* START Dataset entries *

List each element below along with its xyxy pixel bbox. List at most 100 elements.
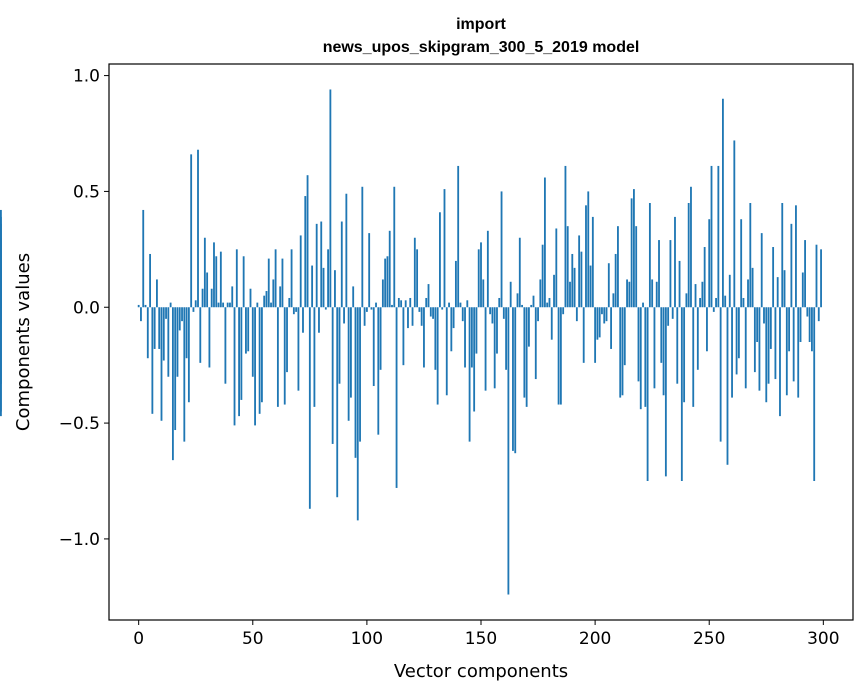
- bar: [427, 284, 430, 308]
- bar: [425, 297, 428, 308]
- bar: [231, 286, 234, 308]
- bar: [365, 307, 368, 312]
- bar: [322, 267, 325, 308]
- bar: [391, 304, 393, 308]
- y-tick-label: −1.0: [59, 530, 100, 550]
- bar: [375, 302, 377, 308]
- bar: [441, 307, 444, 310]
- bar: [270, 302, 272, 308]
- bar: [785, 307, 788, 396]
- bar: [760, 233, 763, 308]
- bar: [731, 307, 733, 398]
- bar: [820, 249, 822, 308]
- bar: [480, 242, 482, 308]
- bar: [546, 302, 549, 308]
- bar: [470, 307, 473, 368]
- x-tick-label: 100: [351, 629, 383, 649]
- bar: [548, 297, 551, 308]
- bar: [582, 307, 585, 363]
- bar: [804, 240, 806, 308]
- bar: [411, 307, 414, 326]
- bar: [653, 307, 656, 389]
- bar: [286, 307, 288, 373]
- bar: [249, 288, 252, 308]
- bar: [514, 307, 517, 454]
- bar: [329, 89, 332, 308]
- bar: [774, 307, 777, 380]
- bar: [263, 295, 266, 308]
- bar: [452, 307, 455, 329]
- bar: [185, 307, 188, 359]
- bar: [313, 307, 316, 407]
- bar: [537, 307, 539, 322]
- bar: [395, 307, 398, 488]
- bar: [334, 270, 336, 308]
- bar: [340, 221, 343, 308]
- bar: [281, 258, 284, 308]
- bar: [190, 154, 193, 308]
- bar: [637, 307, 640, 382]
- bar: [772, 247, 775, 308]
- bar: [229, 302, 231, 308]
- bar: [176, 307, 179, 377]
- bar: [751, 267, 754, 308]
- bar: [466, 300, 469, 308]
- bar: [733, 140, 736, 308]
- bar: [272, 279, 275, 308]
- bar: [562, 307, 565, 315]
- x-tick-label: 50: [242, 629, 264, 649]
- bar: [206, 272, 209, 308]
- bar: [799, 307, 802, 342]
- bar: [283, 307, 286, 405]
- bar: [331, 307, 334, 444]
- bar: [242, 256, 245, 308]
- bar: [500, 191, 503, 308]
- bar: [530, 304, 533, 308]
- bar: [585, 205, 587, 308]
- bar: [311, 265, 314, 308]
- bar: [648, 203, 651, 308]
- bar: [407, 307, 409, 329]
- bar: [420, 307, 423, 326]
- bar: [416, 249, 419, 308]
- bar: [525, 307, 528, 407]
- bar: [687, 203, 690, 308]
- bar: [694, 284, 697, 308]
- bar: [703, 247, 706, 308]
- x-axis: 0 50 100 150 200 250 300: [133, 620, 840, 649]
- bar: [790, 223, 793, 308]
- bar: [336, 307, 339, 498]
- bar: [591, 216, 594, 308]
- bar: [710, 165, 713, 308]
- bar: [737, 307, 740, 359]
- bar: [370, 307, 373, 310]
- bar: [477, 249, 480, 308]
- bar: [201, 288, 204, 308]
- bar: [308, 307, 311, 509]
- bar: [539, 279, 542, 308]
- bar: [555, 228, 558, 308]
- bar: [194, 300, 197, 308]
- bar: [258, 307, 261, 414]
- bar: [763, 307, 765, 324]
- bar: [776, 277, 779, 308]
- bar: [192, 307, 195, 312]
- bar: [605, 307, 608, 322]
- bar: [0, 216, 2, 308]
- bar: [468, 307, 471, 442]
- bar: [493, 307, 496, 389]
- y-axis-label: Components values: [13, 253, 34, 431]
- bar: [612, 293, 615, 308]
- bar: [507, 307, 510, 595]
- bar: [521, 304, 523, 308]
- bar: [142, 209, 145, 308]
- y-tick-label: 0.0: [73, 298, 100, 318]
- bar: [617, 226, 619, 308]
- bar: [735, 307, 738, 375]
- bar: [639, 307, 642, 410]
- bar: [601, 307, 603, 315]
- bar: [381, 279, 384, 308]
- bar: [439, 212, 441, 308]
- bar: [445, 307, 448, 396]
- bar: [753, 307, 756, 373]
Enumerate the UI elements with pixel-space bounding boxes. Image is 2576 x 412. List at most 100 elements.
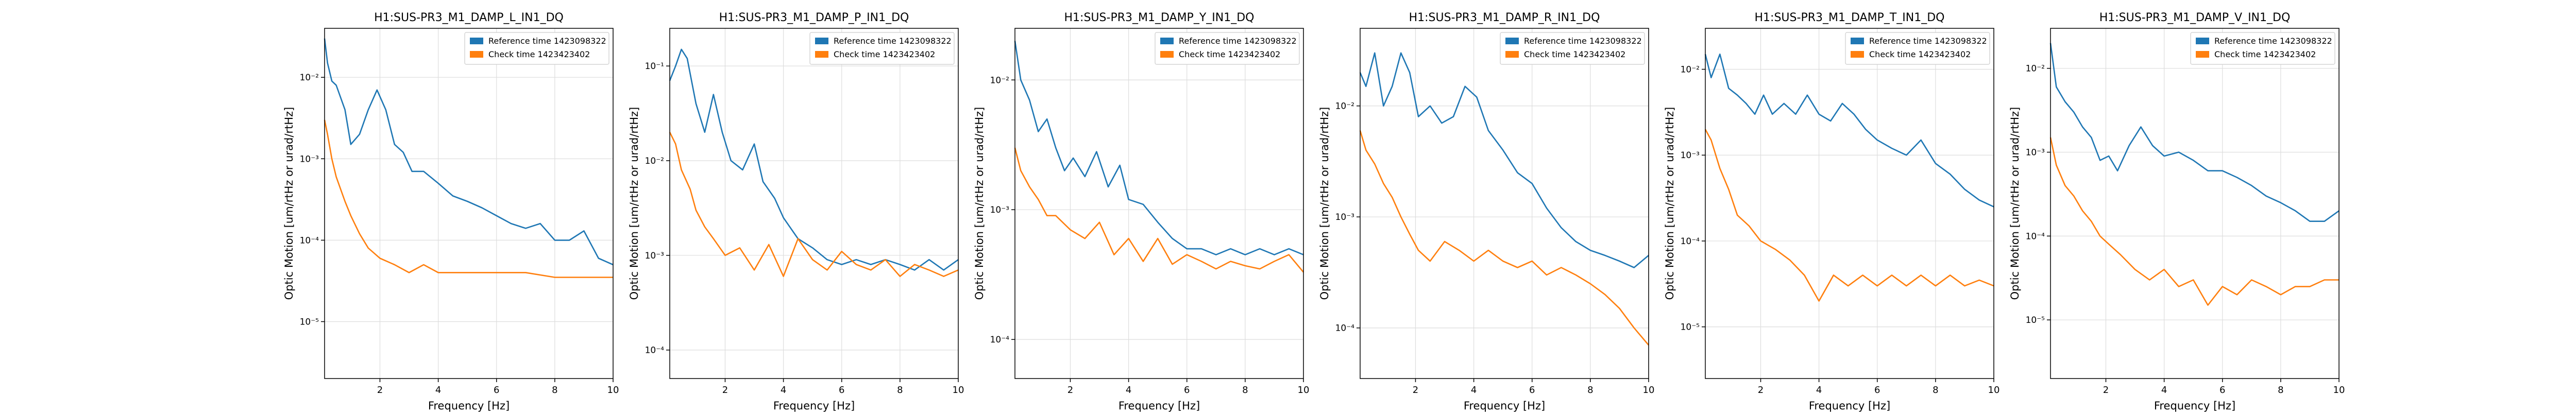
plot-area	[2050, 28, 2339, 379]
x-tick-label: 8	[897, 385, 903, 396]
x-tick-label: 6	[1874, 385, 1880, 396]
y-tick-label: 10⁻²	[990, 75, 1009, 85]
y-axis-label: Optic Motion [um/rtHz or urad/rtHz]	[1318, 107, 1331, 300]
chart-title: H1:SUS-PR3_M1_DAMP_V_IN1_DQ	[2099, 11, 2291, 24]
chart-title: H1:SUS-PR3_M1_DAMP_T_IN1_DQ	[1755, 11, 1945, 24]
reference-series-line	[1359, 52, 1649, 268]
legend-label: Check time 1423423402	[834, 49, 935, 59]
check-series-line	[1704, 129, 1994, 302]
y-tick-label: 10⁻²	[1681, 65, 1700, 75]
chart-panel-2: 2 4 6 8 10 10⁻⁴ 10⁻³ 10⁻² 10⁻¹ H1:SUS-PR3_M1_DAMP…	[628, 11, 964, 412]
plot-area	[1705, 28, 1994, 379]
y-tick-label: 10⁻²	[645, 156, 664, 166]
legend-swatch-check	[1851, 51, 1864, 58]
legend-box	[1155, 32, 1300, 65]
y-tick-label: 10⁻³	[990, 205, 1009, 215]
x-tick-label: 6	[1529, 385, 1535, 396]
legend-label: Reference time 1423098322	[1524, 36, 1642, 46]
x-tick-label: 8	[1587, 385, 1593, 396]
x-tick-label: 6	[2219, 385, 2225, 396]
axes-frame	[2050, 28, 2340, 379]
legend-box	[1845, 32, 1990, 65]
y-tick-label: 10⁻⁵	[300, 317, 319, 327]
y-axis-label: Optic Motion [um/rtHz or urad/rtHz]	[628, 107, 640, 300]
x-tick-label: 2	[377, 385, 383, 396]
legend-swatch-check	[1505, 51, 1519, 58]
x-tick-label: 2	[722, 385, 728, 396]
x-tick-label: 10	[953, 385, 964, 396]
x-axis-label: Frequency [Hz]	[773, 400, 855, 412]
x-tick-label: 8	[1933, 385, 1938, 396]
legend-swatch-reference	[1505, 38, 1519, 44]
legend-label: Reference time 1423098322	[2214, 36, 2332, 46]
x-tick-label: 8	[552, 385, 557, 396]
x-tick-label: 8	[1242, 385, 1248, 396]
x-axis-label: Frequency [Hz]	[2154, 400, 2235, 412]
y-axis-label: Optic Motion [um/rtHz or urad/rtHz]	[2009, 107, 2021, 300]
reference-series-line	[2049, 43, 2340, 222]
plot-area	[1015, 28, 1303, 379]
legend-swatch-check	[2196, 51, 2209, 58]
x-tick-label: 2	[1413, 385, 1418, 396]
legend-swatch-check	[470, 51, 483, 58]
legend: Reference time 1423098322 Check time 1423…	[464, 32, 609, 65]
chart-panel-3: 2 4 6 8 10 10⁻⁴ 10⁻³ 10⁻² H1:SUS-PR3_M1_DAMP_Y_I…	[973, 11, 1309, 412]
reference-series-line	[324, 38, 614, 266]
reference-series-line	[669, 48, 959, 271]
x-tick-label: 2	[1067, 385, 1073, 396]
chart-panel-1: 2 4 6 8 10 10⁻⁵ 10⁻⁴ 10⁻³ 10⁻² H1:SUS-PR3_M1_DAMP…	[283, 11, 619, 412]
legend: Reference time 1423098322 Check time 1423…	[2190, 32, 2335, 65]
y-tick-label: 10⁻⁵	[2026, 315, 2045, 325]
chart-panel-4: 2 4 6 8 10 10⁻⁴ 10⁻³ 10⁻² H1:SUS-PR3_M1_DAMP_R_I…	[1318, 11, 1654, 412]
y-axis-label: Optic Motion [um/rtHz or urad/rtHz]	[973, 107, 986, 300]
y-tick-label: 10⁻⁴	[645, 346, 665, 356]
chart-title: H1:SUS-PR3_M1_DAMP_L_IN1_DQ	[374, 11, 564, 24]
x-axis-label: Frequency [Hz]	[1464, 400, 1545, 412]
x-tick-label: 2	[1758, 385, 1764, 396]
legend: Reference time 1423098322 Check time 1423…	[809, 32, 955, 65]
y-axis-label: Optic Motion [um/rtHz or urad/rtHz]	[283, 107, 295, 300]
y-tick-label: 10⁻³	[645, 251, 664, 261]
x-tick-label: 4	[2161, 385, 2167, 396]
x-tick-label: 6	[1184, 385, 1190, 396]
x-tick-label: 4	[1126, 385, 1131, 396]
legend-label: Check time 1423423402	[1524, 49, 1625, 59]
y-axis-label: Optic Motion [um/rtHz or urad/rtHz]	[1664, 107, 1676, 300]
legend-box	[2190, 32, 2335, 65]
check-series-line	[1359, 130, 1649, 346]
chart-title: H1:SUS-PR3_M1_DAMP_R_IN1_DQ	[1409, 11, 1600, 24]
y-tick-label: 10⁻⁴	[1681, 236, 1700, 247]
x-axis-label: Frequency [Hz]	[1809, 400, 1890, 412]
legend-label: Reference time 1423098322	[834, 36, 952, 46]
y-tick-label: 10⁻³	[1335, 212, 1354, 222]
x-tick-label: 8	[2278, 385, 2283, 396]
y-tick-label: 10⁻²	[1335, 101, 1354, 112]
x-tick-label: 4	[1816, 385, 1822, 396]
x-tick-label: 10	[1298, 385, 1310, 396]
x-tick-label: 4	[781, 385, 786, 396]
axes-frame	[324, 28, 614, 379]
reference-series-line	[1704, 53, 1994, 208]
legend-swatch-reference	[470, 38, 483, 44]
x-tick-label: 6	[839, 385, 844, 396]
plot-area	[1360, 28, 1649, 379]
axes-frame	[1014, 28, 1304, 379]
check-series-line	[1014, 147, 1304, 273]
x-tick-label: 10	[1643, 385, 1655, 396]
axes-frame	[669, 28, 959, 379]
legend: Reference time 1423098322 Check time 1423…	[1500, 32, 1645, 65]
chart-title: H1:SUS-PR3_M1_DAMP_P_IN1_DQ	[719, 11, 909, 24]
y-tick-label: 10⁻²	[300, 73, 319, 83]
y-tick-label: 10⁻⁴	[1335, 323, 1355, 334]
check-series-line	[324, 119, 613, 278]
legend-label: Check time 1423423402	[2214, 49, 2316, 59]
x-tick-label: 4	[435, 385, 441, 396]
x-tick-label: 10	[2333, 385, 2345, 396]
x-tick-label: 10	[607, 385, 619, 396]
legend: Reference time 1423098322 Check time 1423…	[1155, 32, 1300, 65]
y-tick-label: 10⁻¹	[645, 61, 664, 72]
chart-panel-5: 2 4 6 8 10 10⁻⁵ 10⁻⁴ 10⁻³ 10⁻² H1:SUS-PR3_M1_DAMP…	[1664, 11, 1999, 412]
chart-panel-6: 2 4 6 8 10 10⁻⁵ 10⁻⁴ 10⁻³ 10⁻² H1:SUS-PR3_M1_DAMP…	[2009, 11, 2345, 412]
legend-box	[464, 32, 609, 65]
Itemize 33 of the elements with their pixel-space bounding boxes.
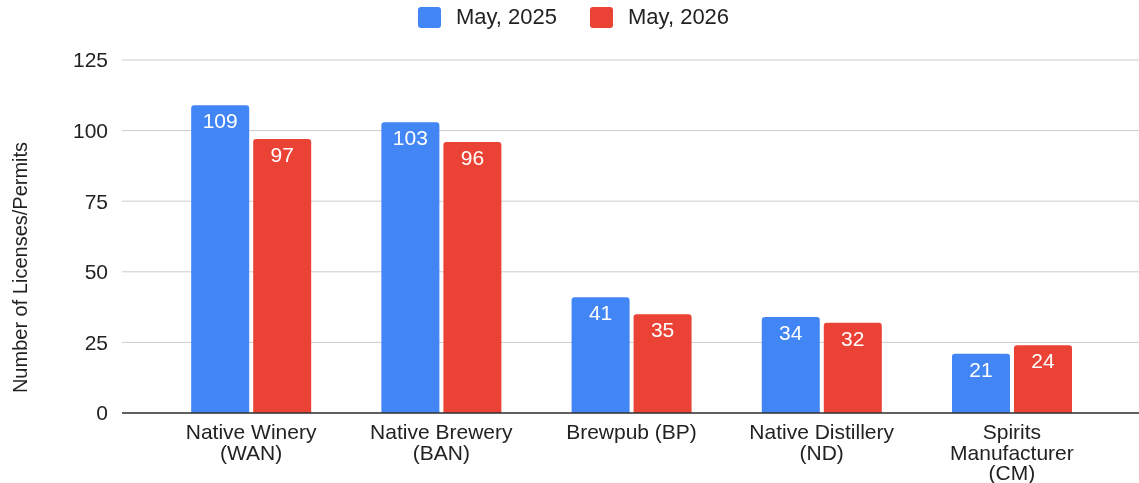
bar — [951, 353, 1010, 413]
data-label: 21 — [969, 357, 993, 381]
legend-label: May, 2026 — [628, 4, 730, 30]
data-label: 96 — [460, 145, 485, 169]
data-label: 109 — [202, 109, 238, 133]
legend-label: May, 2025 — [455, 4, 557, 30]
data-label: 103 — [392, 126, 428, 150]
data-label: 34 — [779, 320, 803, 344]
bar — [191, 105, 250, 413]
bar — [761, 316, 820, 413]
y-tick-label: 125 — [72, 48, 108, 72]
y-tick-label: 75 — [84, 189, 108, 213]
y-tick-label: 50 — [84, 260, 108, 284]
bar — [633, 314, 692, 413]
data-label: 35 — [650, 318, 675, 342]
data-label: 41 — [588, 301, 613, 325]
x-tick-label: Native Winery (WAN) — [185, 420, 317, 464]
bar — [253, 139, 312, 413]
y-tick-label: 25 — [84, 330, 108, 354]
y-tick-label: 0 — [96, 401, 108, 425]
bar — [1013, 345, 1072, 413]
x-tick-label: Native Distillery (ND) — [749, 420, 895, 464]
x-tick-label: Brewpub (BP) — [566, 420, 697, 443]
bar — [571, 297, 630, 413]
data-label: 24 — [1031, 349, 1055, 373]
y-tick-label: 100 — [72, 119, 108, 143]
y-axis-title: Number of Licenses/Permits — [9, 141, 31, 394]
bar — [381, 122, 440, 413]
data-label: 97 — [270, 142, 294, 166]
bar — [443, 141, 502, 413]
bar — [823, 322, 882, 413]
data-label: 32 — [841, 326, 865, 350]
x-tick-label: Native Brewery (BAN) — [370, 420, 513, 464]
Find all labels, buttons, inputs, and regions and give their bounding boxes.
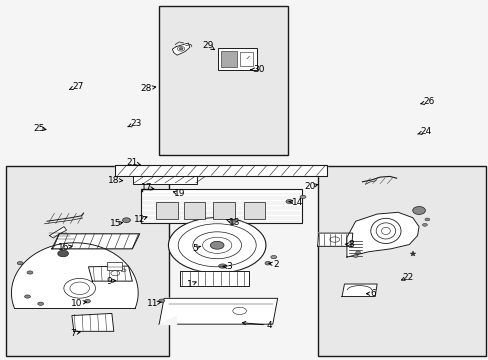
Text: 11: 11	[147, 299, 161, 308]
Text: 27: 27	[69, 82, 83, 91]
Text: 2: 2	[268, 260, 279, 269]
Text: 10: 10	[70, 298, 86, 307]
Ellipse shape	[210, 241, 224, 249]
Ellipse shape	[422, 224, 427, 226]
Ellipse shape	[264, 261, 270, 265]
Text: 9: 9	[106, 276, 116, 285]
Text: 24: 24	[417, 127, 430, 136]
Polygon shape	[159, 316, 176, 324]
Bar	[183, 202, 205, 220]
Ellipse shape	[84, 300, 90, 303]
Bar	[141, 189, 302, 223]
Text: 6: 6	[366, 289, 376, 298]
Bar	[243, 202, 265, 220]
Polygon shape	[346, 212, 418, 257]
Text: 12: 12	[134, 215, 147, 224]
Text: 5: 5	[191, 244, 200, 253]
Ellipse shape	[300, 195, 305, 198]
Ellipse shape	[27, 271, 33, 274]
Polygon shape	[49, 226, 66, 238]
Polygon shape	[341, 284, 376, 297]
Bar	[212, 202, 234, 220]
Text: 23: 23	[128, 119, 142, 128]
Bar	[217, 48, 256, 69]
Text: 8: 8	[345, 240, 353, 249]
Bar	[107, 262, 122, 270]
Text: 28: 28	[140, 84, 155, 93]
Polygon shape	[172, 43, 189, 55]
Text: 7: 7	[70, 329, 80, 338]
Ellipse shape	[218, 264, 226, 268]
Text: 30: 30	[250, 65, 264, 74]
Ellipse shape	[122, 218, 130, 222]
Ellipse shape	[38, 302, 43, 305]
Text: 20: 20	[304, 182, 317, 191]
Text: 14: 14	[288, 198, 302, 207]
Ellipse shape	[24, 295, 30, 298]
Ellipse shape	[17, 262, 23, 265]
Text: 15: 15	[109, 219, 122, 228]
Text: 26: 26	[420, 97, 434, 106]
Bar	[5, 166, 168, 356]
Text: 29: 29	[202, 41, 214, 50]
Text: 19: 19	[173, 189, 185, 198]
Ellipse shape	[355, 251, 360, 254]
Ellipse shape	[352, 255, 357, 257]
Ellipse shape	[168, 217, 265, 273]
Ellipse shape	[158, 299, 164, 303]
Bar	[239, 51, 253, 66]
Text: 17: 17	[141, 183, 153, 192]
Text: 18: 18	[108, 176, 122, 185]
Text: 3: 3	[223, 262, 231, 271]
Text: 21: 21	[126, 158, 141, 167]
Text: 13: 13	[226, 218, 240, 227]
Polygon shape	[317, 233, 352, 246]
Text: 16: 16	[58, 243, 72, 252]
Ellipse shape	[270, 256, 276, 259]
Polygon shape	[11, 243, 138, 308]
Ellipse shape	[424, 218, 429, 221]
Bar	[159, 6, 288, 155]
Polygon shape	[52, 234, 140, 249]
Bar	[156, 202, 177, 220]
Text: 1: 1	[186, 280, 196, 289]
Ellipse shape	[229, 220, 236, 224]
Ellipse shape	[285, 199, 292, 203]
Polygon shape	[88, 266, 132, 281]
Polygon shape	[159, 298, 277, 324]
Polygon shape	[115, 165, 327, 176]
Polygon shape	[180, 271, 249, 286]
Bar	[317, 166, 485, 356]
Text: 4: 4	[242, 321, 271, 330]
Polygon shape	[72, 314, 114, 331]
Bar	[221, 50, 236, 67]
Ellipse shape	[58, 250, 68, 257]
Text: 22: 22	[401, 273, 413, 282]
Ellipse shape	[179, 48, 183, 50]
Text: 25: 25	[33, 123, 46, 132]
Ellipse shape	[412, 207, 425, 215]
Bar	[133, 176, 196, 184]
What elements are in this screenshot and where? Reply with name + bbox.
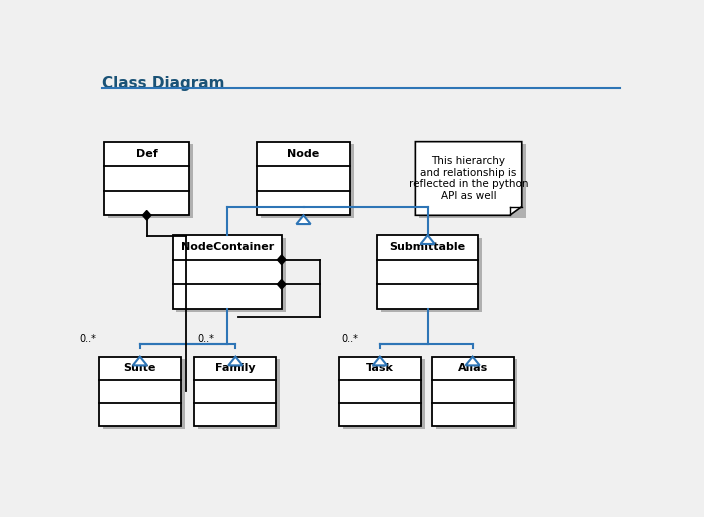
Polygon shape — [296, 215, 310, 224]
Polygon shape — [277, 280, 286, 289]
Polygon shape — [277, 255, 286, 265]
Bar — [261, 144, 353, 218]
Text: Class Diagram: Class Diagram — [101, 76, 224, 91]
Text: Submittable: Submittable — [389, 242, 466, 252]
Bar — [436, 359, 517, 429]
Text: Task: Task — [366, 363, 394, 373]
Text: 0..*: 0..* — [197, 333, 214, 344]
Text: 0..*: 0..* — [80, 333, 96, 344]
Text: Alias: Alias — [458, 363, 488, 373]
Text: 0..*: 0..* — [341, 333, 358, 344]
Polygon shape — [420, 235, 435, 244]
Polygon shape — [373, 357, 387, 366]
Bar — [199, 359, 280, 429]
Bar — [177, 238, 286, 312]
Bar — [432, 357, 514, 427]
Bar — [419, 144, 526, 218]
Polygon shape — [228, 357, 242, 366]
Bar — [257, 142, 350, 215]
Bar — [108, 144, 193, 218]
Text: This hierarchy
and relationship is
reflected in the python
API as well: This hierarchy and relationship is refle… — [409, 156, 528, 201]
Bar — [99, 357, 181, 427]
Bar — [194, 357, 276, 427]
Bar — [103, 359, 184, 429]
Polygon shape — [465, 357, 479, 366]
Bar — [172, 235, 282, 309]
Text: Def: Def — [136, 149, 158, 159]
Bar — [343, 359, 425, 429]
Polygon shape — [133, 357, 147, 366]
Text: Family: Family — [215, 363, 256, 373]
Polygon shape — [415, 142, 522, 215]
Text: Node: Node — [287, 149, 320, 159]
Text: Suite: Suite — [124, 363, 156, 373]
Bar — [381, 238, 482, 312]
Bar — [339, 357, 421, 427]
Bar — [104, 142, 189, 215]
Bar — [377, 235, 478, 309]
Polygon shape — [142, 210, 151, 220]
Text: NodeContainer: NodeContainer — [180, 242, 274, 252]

* END Dataset entries *

Direction -> Rewrite the rows between the line holding "299, 161, 308]" and the line holding "243, 72, 252]", inclusive, as a JSON list of strings, one string per line, leaving out any blank lines.

Finished answer ->
[
  "Text: 11: 11\t[147, 299, 161, 308]",
  "Text: 27: 27\t[69, 82, 83, 91]",
  "Text: 2: 2\t[268, 260, 279, 269]",
  "Text: 10: 10\t[70, 298, 86, 307]",
  "Ellipse shape\t[210, 241, 224, 249]",
  "Ellipse shape\t[422, 224, 427, 226]",
  "Ellipse shape\t[264, 261, 270, 265]",
  "Text: 9: 9\t[106, 276, 116, 285]",
  "Text: 24: 24\t[417, 127, 430, 136]",
  "Polygon shape\t[159, 316, 176, 324]",
  "Bar\t[183, 202, 205, 220]",
  "Ellipse shape\t[84, 300, 90, 303]",
  "Bar\t[141, 189, 302, 223]",
  "Text: 6: 6\t[366, 289, 376, 298]",
  "Bar\t[243, 202, 265, 220]",
  "Polygon shape\t[346, 212, 418, 257]",
  "Text: 12: 12\t[134, 215, 147, 224]",
  "Text: 5: 5\t[191, 244, 200, 253]",
  "Ellipse shape\t[300, 195, 305, 198]",
  "Ellipse shape\t[27, 271, 33, 274]",
  "Polygon shape\t[49, 226, 66, 238]",
  "Polygon shape\t[341, 284, 376, 297]",
  "Bar\t[212, 202, 234, 220]",
  "Text: 23: 23\t[128, 119, 142, 128]",
  "Bar\t[217, 48, 256, 69]",
  "Text: 8: 8\t[345, 240, 353, 249]",
  "Bar\t[107, 262, 122, 270]",
  "Text: 28: 28\t[140, 84, 155, 93]",
  "Polygon shape\t[172, 43, 189, 55]",
  "Text: 7: 7\t[70, 329, 80, 338]",
  "Ellipse shape\t[218, 264, 226, 268]",
  "Text: 30: 30\t[250, 65, 264, 74]",
  "Ellipse shape\t[122, 218, 130, 222]",
  "Ellipse shape\t[38, 302, 43, 305]",
  "Text: 20: 20\t[304, 182, 317, 191]",
  "Text: 14: 14\t[288, 198, 302, 207]",
  "Ellipse shape\t[24, 295, 30, 298]",
  "Ellipse shape\t[17, 262, 23, 265]",
  "Text: 15: 15\t[109, 219, 122, 228]",
  "Text: 26: 26\t[420, 97, 434, 106]",
  "Bar\t[5, 166, 168, 356]",
  "Text: 29: 29\t[202, 41, 214, 50]",
  "Text: 19: 19\t[173, 189, 185, 198]",
  "Ellipse shape\t[355, 251, 360, 254]",
  "Ellipse shape\t[352, 255, 357, 257]",
  "Ellipse shape\t[168, 217, 265, 273]",
  "Ellipse shape\t[158, 299, 164, 303]",
  "Bar\t[239, 51, 253, 66]",
  "Text: 17: 17\t[141, 183, 153, 192]",
  "Text: 18: 18\t[108, 176, 122, 185]",
  "Text: 3: 3\t[223, 262, 231, 271]",
  "Text: 21: 21\t[126, 158, 141, 167]",
  "Text: 13: 13\t[226, 218, 240, 227]",
  "Polygon shape\t[317, 233, 352, 246]",
  "Text: 16: 16\t[58, 243, 72, 252]"
]